-- START --
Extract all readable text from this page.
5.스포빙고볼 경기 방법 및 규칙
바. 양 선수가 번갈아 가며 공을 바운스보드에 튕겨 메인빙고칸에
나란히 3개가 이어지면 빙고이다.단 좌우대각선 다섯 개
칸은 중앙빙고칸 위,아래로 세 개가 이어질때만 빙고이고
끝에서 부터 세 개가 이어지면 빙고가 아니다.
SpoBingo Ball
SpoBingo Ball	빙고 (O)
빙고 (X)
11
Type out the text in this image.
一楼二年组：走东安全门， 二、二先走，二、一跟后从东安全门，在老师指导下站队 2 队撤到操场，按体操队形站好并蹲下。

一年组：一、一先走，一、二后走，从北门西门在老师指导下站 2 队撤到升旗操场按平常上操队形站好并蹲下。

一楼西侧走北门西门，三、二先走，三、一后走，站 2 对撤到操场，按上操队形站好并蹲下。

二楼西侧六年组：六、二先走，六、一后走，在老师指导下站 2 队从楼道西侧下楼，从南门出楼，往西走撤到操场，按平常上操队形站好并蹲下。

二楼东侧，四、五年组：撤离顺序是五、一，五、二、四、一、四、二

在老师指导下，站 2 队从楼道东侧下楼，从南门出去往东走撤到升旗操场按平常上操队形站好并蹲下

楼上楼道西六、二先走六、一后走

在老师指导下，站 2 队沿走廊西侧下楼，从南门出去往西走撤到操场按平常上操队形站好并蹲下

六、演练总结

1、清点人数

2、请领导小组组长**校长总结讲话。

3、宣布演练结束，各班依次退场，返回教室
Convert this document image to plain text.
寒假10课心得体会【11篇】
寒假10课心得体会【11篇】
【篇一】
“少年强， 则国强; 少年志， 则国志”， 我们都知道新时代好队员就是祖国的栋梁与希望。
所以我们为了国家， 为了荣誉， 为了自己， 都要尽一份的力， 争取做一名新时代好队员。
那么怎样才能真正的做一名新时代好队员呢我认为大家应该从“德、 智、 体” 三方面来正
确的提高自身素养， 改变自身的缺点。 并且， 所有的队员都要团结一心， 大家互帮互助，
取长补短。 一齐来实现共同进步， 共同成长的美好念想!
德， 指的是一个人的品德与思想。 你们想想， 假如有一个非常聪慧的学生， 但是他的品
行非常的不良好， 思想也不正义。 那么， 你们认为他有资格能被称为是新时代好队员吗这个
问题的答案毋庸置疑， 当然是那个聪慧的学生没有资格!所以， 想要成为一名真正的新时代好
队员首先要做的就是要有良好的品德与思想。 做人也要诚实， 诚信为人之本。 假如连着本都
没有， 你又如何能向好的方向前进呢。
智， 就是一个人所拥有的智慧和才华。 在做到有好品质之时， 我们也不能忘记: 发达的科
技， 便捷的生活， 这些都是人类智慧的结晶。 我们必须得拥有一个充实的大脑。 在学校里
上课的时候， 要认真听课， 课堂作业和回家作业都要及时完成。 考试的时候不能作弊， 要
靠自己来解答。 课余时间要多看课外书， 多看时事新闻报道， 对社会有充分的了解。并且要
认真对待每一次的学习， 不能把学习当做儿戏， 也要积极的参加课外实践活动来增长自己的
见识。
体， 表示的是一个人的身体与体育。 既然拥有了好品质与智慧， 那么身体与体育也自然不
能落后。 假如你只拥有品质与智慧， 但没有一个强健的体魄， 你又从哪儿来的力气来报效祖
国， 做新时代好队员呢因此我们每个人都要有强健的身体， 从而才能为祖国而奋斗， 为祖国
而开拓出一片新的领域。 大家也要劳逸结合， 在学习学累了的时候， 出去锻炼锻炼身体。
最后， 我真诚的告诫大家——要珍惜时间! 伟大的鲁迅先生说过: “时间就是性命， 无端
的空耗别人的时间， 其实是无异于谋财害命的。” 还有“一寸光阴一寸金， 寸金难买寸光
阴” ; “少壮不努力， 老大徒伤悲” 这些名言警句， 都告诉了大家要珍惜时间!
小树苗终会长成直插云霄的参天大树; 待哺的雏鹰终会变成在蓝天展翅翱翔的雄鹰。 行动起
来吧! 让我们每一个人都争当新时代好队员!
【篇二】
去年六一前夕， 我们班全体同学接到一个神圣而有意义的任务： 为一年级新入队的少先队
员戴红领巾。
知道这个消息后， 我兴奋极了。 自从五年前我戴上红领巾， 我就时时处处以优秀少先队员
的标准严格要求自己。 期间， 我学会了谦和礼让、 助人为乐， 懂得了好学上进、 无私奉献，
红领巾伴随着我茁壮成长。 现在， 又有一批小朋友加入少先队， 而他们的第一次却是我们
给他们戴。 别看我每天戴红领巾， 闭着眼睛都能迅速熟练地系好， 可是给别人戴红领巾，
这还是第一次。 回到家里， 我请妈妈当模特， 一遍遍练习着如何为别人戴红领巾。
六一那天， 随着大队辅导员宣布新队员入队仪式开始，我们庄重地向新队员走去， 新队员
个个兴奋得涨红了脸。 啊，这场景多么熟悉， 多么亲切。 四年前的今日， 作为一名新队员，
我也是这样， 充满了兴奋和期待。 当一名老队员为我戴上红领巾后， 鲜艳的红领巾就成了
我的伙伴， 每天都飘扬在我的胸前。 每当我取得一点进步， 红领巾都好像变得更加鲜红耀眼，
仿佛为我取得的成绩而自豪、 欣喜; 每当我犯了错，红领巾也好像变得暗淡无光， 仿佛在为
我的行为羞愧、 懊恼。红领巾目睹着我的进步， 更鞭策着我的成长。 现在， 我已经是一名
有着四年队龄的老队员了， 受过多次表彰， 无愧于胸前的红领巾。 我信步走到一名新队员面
-- END --
Do this: Collect every line from the records above that contains the word "image".

The answer:
Type out the text in this image.
Convert this document image to plain text.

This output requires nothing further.